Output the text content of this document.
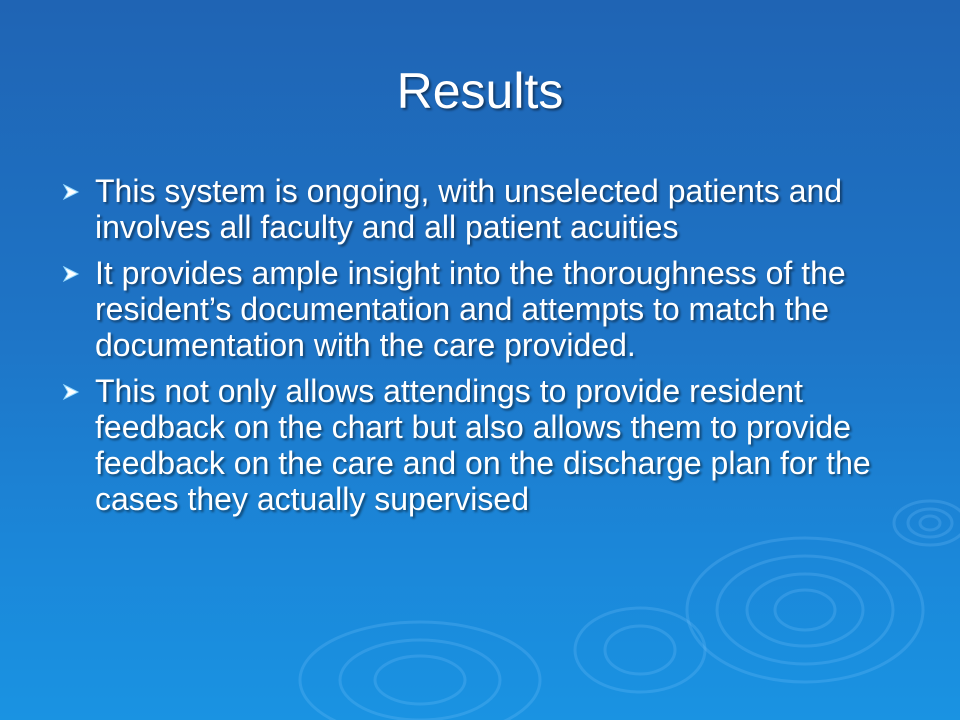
Results
This system is ongoing, with unselected patients and involves all faculty and all patient acuities
It provides ample insight into the thoroughness of the resident’s documentation and attempts to match the documentation with the care provided.
This not only allows attendings to provide resident feedback on the chart but also allows them to provide feedback on the care and on the discharge plan for the cases they actually supervised
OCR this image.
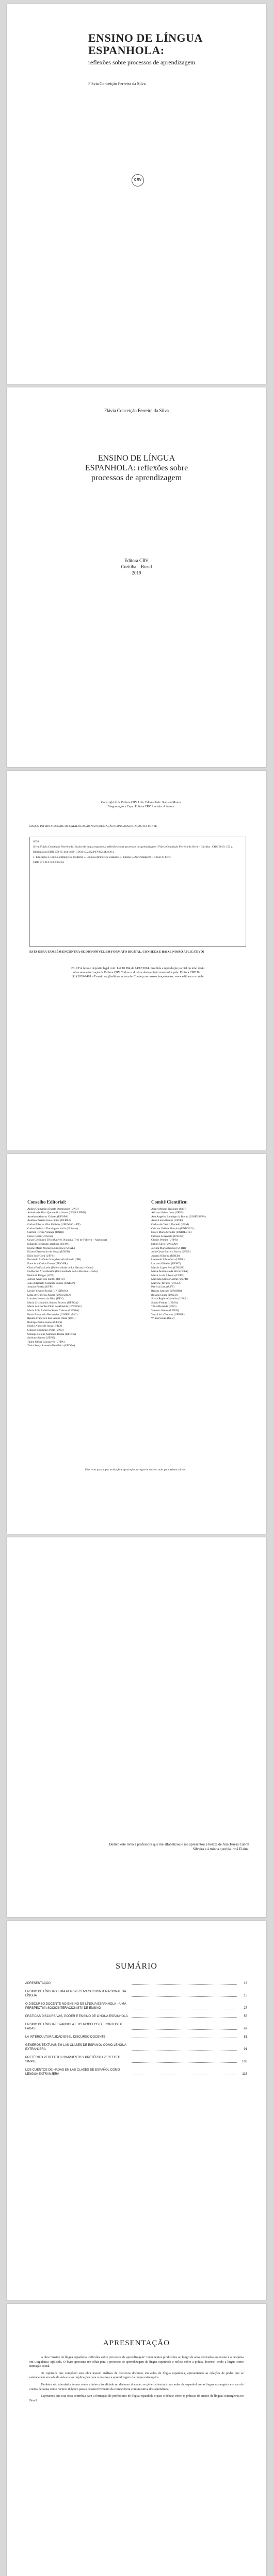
ENSINO DE LÍNGUA ESPANHOLA:
reflexões sobre processos de aprendizagem
Flávia Conceição Ferreira da Silva
CRV
Flávia Conceição Ferreira da Silva
ENSINO DE LÍNGUA ESPANHOLA: reflexões sobre processos de aprendizagem
Editora CRV
Curitiba – Brasil
2019
Copyright © da Editora CRV Ltda. Editor-chefe: Railson Moura Diagramação e Capa: Editora CRV Revisão: A Autora
DADOS INTERNACIONAIS DE CATALOGAÇÃO NA PUBLICAÇÃO (CIP) CATALOGAÇÃO NA FONTE
S636
Silva, Flávia Conceição Ferreira da. Ensino de língua espanhola: reflexões sobre processos de aprendizagem / Flávia Conceição Ferreira da Silva – Curitiba : CRV, 2019. 152 p.
Bibliografia ISBN 978-85-444-3639-1 DOI 10.24824/978854443639.1
1. Educação 2. Língua estrangeira: moderna 3. Língua estrangeira: espanhol 4. Ensino 5. Aprendizagem I. Título II. Série.
CDU 371.214 CDD 372.65
ESTA OBRA TAMBÉM ENCONTRA-SE DISPONÍVEL EM FORMATO DIGITAL. CONHEÇA E BAIXE NOSSO APLICATIVO!
2019 Foi feito o depósito legal conf. Lei 10.994 de 14/12/2004. Proibida a reprodução parcial ou total desta obra sem autorização da Editora CRV. Todos os direitos desta edição reservados pela: Editora CRV Tel.: (41) 3039-6418 – E-mail: sac@editoracrv.com.br Conheça os nossos lançamentos: www.editoracrv.com.br
Conselho Editorial:
Aldira Guimarães Duarte Domínguez (UNB)
Andréia da Silva Quintanilha Sousa (UNIR/UFRN)
Anselmo Alencar Colares (UFOPA)
Antônio Pereira Gaio Júnior (UFRRJ)
Carlos Alberto Vilar Estêvão (UMINHO – PT)
Carlos Federico Dominguez Avila (Unieuro)
Carmen Tereza Velanga (UNIR)
Celso Conti (UFSCar)
Cesar Gerónimo Tello (Univer. Nacional Três de Febrero – Argentina)
Eduardo Fernandes Barbosa (UFMG)
Elione Maria Nogueira Diogenes (UFAL)
Elizeu Clementino de Souza (UNEB)
Élsio José Corá (UFFS)
Fernando Antônio Gonçalves Alcoforado (IPB)
Francisco Carlos Duarte (PUC-PR)
Gloria Fariñas León (Universidade de La Havana – Cuba)
Guillermo Arias Beatón (Universidade de La Havana – Cuba)
Helmuth Krüger (UCP)
Jailson Alves dos Santos (UFRJ)
João Adalberto Campato Junior (UNESP)
Josania Portela (UFPI)
Leonel Severo Rocha (UNISINOS)
Lídia de Oliveira Xavier (UNIEURO)
Lourdes Helena da Silva (UFV)
Maria Cristina dos Santos Bezerra (UFSCar)
Maria de Lourdes Pinto de Almeida (UNOESC)
Maria Lília Imbiriba Sousa Colares (UFOPA)
Paulo Romualdo Hernandes (UNIFAL-MG)
Renato Francisco dos Santos Paula (UFG)
Rodrigo Pratte-Santos (UFES)
Sérgio Nunes de Jesus (IFRO)
Simone Rodrigues Pinto (UNB)
Solange Helena Ximenes-Rocha (UFOPA)
Sydione Santos (UEPG)
Tadeu Oliver Gonçalves (UFPA)
Tania Suely Azevedo Brasileiro (UFOPA)
Comitê Científico:
Adair Mendes Nacarato (USF)
Adriana Salete Loss (UFFS)
Ana Angelita Santiago da Rocha (UNIFESSPA)
Anna Luiza Ramos (UFPE)
Carlos de Castro Macedo (UEM)
Cristina Valéria Flausino (UNICSUL)
Dulce Maria Strieder (UNIOESTE)
Fabiane Lorenzetti (UNESP)
Gladys Pereira (UFPR)
Hilton Silva (UNIVAP)
Jacinta Maria Raposo (UFRR)
Julio Cesar Barreto Rocha (UNIR)
Jussara Oliveira (UNEB)
Leonardo Silva Cruz (UFPR)
Luciana Oliveira (UFMT)
Marcia Lopes Reis (UNESP)
Maria Antonieta da Silva (IFPA)
Maria Lucia Silveira (UFPE)
Mariluza Santos Cabral (UEPB)
Marlene Tavares (UFGD)
Patrícia Lima (UFF)
Regina Sanches (UNIRIO)
Rosana Souza (UNEB)
Silvia Regina Carvalho (UFAL)
Soraia Freitas (UEMA)
Tânia Rezende (UFG)
Vanessa Santos (UFRN)
Vera Lúcia Tavares (UFRPE)
Wilma Souza (UnB)
Este livro passou por avaliação e aprovação às cegas de dois ou mais pareceristas ad hoc.
Dedico este livro à professora que me alfabetizou e me apresentou a beleza de Ana Teresa Cabral Silveira e à minha querida irmã Elaine.
SUMÁRIO
APRESENTAÇÃO	13
ENSINO DE LÍNGUAS: UMA PERSPECTIVA SOCIOINTERACIONAL DA LÍNGUA	15
O DISCURSO DOCENTE NO ENSINO DE LÍNGUA ESPANHOLA – UMA PERSPECTIVA SOCIOINTERACIONISTA DE ENSINO	27
PRÁTICAS DISCURSIVAS, PODER E ENSINO DE LÍNGUA ESPANHOLA	55
ENSINO DE LÍNGUA ESPANHOLA E OS MODELOS DE CONTOS DE FADAS	67
LA INTERCULTURALIDAD EN EL DISCURSO DOCENTE	81
GÊNEROS TEXTUAIS EM LAS CLASES DE ESPAÑOL COMO LENGUA EXTRANJERA	91
PRETÉRITO PERFECTO COMPUESTO Y PRETÉRITO PERFECTO SIMPLE	103
LOS CUENTOS DE HADAS EN LAS CLASES DE ESPAÑOL COMO LENGUA EXTRANJERA	115
APRESENTAÇÃO

A obra "ensino de língua espanhola: reflexões sobre processos de aprendizagem" reúne textos produzidos ao longo de anos dedicados ao ensino e à pesquisa em Linguística Aplicada. O livro apresenta um olhar para o processo de aprendizagem da língua espanhola e reflete sobre a prática docente, tendo a língua como interação social.

Os capítulos que compõem esta obra trazem análises de discursos docentes em aulas de língua espanhola, apresentando as relações de poder que se estabelecem em sala de aula e suas implicações para o ensino e a aprendizagem da língua estrangeira.

Também são abordados temas como a interculturalidade no discurso docente, os gêneros textuais nas aulas de espanhol como língua estrangeira e o uso de contos de fadas como recurso didático para o desenvolvimento da competência comunicativa dos aprendizes.

Esperamos que esta obra contribua para a formação de professores de língua espanhola e para o debate sobre as práticas de ensino de línguas estrangeiras no Brasil.
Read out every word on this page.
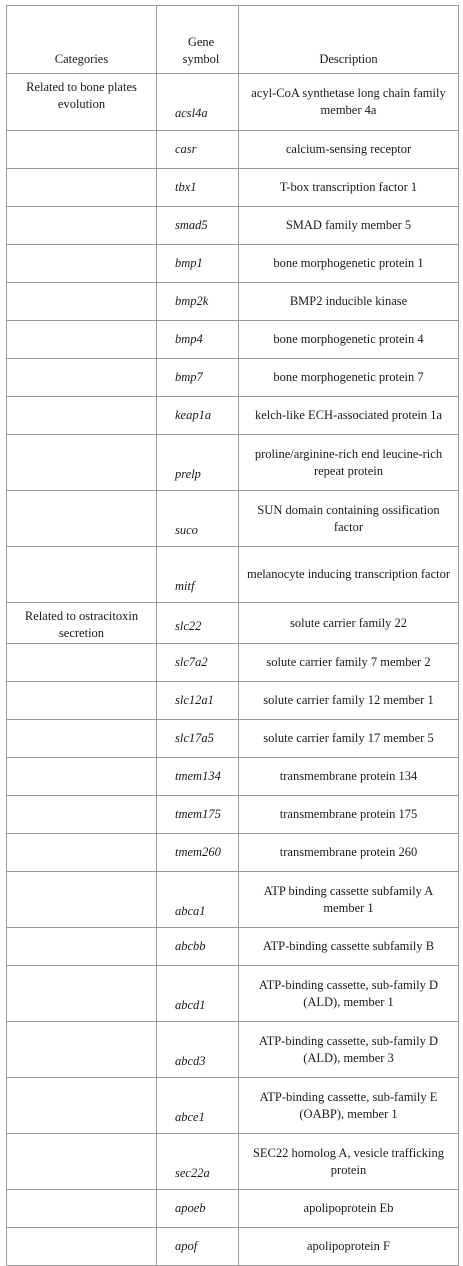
Categories	Gene symbol	Description
Related to bone plates evolution	acsl4a	acyl-CoA synthetase long chain family member 4a
	casr	calcium-sensing receptor
	tbx1	T-box transcription factor 1
	smad5	SMAD family member 5
	bmp1	bone morphogenetic protein 1
	bmp2k	BMP2 inducible kinase
	bmp4	bone morphogenetic protein 4
	bmp7	bone morphogenetic protein 7
	keap1a	kelch-like ECH-associated protein 1a
	prelp	proline/arginine-rich end leucine-rich repeat protein
	suco	SUN domain containing ossification factor
	mitf	melanocyte inducing transcription factor
Related to ostracitoxin secretion	slc22	solute carrier family 22
	slc7a2	solute carrier family 7 member 2
	slc12a1	solute carrier family 12 member 1
	slc17a5	solute carrier family 17 member 5
	tmem134	transmembrane protein 134
	tmem175	transmembrane protein 175
	tmem260	transmembrane protein 260
	abca1	ATP binding cassette subfamily A member 1
	abcbb	ATP-binding cassette subfamily B
	abcd1	ATP-binding cassette, sub-family D (ALD), member 1
	abcd3	ATP-binding cassette, sub-family D (ALD), member 3
	abce1	ATP-binding cassette, sub-family E (OABP), member 1
	sec22a	SEC22 homolog A, vesicle trafficking protein
	apoeb	apolipoprotein Eb
	apof	apolipoprotein F
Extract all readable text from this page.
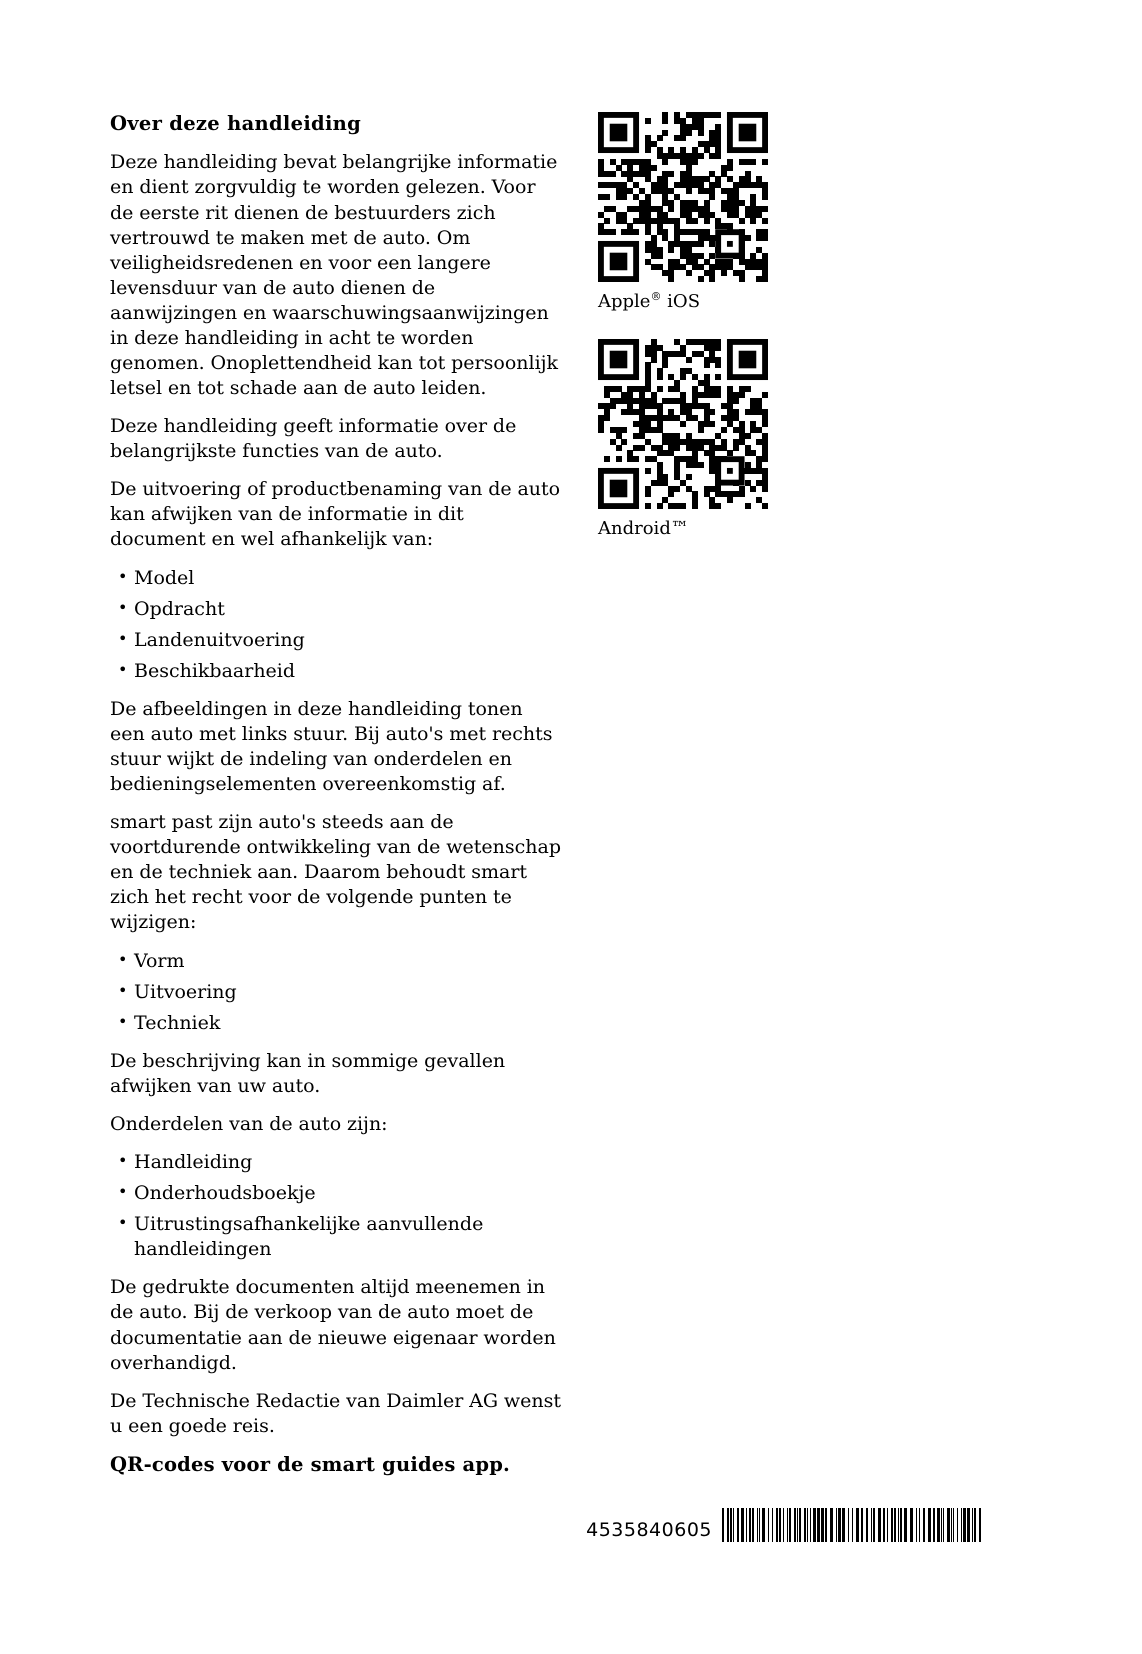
Over deze handleiding

Deze handleiding bevat belangrijke informatie en dient zorgvuldig te worden gelezen. Voor de eerste rit dienen de bestuurders zich vertrouwd te maken met de auto. Om veiligheidsredenen en voor een langere levensduur van de auto dienen de aanwijzingen en waarschuwingsaanwijzingen in deze handleiding in acht te worden genomen. Onoplettendheid kan tot persoonlijk letsel en tot schade aan de auto leiden.

Deze handleiding geeft informatie over de belangrijkste functies van de auto.

De uitvoering of productbenaming van de auto kan afwijken van de informatie in dit document en wel afhankelijk van:

• Model
• Opdracht
• Landenuitvoering
• Beschikbaarheid

De afbeeldingen in deze handleiding tonen een auto met links stuur. Bij auto's met rechts stuur wijkt de indeling van onderdelen en bedieningselementen overeenkomstig af.

smart past zijn auto's steeds aan de voortdurende ontwikkeling van de wetenschap en de techniek aan. Daarom behoudt smart zich het recht voor de volgende punten te wijzigen:

• Vorm
• Uitvoering
• Techniek

De beschrijving kan in sommige gevallen afwijken van uw auto.

Onderdelen van de auto zijn:

• Handleiding
• Onderhoudsboekje
• Uitrustingsafhankelijke aanvullende handleidingen

De gedrukte documenten altijd meenemen in de auto. Bij de verkoop van de auto moet de documentatie aan de nieuwe eigenaar worden overhandigd.

De Technische Redactie van Daimler AG wenst u een goede reis.

QR-codes voor de smart guides app.
Apple® iOS
Android™
4535840605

########

## TASK OBJECTIVE
Check the entries above line by line and return each one containing the word "Pereira".

## ANSWER BOX
Antônio Pereira Gaio Júnior (UFRRJ)
Gladys Pereira (UFPR)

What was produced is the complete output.